On appeal from the Superior Court of New Jersey, Chancery Division-Family Part, Bergen County, Docket No. FM-02-203-06.
The opinion of the court was delivered by: Cuff, P.J.A.D.
NOT FOR PUBLICATION WITHOUT THE APPROVAL OF THE APPELLATE DIVISION
Before Judges Cuff, Parrillo and Gilroy.
We granted leave to appeal an order denying defendant Babak Haghighi's motion to dismiss the divorce complaint filed by plaintiff Faranak Yaghoubinejad. We reverse and remand for entry of an order dismissing the complaint because the June 30, 2001 marriage was "absolutely void."
The following facts are undisputed. Plaintiff and defendant participated in a marriage ceremony on June 30, 2001, in Short Hills. The ceremony was witnessed by Kurosh Haghighi and Mehdi Yaghoubinejad. The certificate recites that the ceremony was performed in accordance with the Islam religion and there appears to be a signature of the person who solemnized the marriage. The parties never obtained a marriage license.

----

## Stated problem 1:
According to the appellate opinion, in which town did the marriage ceremony of June 30, 2001 take place?

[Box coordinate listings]
----

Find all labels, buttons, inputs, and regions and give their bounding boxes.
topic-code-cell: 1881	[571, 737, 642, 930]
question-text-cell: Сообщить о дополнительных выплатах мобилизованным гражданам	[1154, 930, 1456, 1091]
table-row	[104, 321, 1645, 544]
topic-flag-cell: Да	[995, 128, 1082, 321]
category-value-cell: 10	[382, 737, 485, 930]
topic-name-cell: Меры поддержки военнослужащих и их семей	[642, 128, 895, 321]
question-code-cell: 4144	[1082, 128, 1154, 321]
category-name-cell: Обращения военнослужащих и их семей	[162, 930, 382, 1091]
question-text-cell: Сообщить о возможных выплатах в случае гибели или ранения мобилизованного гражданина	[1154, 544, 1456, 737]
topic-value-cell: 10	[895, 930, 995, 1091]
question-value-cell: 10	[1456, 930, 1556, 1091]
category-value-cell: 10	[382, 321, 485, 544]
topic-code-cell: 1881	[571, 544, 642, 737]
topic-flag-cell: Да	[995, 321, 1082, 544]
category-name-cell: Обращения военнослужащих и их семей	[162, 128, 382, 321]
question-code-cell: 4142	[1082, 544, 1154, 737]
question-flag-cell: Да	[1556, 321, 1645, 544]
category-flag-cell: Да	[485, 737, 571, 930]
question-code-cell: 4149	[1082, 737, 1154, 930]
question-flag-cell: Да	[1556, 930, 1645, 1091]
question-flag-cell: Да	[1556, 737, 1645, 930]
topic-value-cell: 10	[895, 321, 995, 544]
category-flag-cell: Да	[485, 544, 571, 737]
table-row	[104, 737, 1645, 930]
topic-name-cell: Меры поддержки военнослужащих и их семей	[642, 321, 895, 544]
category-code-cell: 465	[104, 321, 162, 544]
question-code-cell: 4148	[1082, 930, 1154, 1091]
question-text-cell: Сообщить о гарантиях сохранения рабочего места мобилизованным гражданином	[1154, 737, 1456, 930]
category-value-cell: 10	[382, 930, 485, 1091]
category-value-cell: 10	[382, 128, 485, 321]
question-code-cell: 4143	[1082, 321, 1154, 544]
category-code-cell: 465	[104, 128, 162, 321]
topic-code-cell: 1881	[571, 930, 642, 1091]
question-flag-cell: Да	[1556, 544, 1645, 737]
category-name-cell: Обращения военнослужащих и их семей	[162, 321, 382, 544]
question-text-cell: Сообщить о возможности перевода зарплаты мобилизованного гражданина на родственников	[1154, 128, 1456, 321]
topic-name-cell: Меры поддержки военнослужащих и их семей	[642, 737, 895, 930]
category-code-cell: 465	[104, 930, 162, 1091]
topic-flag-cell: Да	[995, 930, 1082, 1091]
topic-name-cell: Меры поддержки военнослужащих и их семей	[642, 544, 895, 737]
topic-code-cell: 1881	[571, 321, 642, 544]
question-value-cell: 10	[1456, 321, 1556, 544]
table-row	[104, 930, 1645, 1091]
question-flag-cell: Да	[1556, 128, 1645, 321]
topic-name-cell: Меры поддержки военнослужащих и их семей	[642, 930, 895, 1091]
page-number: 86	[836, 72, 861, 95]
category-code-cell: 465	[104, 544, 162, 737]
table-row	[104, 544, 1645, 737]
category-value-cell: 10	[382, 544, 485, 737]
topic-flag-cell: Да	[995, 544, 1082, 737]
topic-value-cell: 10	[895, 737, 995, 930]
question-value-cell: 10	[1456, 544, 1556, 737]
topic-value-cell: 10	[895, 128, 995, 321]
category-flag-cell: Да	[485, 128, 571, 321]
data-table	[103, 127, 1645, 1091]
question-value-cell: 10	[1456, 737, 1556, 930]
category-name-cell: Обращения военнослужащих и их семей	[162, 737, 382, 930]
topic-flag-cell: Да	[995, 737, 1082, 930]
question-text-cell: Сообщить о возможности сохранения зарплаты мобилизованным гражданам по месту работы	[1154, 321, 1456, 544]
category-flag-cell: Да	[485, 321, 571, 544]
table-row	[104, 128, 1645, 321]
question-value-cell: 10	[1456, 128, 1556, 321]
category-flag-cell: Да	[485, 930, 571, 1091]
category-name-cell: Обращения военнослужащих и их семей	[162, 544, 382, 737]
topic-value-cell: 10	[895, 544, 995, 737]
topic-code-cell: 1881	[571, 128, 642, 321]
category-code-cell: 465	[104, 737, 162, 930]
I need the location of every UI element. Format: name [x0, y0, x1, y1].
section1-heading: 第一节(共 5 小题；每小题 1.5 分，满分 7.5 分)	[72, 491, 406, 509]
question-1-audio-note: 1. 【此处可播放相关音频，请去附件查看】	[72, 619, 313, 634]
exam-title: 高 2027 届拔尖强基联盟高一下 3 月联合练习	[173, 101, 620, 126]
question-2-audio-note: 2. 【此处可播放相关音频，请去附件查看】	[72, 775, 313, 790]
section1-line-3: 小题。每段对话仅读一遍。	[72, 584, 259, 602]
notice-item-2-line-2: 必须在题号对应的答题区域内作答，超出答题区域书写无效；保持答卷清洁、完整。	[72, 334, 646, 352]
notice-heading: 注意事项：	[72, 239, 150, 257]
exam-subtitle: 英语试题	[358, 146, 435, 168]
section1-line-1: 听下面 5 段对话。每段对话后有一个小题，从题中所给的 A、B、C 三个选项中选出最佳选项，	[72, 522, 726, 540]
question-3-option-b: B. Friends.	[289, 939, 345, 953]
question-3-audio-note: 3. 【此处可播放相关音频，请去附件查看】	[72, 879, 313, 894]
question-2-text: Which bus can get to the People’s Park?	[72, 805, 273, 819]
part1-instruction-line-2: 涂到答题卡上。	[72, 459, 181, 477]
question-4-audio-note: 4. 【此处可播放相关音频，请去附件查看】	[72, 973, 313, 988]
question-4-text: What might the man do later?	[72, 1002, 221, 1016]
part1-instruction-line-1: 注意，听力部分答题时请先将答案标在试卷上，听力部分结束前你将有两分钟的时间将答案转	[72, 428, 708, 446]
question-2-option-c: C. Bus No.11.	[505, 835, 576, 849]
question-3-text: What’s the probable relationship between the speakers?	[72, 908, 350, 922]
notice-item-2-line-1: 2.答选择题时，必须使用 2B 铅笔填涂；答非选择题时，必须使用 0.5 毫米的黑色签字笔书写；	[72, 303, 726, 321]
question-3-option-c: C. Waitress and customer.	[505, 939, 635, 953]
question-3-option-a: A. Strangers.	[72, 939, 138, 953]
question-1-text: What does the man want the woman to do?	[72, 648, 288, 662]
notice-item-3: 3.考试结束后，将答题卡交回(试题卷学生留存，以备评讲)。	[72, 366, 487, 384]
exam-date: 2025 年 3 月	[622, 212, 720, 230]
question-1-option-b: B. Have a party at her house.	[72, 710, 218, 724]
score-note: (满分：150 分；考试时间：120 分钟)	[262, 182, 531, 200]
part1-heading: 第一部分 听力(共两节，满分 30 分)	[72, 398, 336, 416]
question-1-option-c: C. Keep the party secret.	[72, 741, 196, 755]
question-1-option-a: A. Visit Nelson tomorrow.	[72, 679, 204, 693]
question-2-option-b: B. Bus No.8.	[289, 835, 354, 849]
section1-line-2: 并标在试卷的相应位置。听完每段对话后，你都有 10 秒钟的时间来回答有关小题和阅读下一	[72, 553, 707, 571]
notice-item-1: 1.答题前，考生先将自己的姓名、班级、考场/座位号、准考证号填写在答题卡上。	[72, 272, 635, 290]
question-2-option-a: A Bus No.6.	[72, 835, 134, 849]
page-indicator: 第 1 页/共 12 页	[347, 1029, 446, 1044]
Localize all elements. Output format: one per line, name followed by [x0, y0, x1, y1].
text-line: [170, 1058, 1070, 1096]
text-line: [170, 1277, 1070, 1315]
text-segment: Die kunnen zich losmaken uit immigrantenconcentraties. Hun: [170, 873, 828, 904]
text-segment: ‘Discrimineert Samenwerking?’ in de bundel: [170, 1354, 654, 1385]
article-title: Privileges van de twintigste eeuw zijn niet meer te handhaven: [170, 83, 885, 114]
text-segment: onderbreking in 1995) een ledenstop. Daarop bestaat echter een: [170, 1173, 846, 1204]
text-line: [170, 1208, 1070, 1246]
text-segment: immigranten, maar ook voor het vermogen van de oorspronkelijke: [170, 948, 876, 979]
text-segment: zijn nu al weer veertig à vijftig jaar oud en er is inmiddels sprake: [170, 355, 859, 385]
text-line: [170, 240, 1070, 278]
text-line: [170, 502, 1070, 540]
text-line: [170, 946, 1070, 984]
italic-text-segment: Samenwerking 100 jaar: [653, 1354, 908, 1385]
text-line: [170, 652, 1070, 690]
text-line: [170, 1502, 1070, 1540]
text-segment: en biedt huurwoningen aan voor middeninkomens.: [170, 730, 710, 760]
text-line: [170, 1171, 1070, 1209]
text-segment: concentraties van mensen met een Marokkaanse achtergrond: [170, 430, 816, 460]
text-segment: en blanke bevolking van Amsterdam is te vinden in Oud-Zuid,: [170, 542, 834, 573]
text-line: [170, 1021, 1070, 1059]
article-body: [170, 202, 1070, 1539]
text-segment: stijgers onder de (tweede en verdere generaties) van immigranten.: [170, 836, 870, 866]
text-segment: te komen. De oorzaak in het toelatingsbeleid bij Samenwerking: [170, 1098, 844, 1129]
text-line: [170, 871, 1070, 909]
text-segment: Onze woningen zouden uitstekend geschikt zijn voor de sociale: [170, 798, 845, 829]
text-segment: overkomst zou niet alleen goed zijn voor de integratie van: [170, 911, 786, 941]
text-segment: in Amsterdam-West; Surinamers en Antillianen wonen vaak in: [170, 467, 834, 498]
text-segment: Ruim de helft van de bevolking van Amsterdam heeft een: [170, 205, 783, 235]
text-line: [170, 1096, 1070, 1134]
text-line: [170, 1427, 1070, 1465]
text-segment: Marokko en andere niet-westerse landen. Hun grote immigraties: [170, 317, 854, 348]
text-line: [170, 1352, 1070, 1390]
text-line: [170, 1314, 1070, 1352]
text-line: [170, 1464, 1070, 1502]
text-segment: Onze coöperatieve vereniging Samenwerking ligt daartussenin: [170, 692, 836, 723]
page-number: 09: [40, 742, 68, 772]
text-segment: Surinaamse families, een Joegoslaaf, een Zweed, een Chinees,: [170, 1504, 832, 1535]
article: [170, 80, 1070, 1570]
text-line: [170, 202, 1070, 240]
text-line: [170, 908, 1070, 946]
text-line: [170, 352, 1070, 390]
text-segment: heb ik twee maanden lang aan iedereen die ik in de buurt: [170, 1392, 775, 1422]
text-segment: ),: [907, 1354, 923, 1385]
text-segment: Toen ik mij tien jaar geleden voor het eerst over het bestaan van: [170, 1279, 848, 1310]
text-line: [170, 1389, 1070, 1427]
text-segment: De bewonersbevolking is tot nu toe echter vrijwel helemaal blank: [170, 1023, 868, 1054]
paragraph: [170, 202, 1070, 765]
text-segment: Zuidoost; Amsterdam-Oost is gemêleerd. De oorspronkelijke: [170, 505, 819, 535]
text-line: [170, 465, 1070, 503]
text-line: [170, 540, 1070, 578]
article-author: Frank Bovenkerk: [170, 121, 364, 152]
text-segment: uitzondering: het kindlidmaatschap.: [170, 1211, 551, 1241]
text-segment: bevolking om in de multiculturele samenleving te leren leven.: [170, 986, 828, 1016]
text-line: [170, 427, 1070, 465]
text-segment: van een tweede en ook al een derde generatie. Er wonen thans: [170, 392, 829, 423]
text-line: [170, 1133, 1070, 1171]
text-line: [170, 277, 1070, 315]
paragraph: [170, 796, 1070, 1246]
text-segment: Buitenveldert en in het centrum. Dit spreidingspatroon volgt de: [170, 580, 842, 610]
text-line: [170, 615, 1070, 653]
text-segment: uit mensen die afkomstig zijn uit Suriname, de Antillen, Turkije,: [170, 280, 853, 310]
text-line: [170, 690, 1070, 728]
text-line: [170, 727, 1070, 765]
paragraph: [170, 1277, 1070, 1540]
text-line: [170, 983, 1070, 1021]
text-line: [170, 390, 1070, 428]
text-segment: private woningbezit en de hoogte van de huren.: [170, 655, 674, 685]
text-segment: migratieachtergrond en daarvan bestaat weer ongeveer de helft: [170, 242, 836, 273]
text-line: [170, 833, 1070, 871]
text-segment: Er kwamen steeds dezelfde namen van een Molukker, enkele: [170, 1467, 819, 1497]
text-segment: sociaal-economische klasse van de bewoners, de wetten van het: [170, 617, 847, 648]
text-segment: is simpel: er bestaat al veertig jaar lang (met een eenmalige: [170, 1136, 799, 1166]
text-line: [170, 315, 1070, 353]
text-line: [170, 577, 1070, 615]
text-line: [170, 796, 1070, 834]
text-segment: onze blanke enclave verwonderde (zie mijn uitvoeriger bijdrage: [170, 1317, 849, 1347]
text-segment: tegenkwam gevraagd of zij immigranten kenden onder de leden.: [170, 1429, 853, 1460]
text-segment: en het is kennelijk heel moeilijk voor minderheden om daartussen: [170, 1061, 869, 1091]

----

## Stated problem 2:
How many lines of the records contain the string "зарплаты"? Reply with the number alone.

## Complete answer 1:
Short Hills

## Complete answer 2:
2